» Records
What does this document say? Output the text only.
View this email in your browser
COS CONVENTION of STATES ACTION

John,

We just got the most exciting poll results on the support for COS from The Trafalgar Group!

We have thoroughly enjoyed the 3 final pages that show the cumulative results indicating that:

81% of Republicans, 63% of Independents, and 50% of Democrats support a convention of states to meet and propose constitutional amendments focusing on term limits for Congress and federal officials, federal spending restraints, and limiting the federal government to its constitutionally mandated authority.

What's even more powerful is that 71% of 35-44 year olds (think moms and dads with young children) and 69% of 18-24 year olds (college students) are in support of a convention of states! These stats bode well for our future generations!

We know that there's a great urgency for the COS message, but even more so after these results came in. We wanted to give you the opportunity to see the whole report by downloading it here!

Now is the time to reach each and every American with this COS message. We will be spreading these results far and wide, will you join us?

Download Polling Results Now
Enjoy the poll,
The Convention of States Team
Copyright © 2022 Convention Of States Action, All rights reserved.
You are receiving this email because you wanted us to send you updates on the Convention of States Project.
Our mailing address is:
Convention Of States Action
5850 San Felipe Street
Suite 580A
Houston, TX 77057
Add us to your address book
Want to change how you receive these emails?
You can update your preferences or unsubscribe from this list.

» What you will do
All of the records must be repeated exactly.

» Answer
What does this document say? Output the text only.
View this email in your browser
COS CONVENTION of STATES ACTION

John,

We just got the most exciting poll results on the support for COS from The Trafalgar Group!

We have thoroughly enjoyed the 3 final pages that show the cumulative results indicating that:

81% of Republicans, 63% of Independents, and 50% of Democrats support a convention of states to meet and propose constitutional amendments focusing on term limits for Congress and federal officials, federal spending restraints, and limiting the federal government to its constitutionally mandated authority.

What's even more powerful is that 71% of 35-44 year olds (think moms and dads with young children) and 69% of 18-24 year olds (college students) are in support of a convention of states! These stats bode well for our future generations!

We know that there's a great urgency for the COS message, but even more so after these results came in. We wanted to give you the opportunity to see the whole report by downloading it here!

Now is the time to reach each and every American with this COS message. We will be spreading these results far and wide, will you join us?

Download Polling Results Now
Enjoy the poll,
The Convention of States Team
Copyright © 2022 Convention Of States Action, All rights reserved.
You are receiving this email because you wanted us to send you updates on the Convention of States Project.
Our mailing address is:
Convention Of States Action
5850 San Felipe Street
Suite 580A
Houston, TX 77057
Add us to your address book
Want to change how you receive these emails?
You can update your preferences or unsubscribe from this list.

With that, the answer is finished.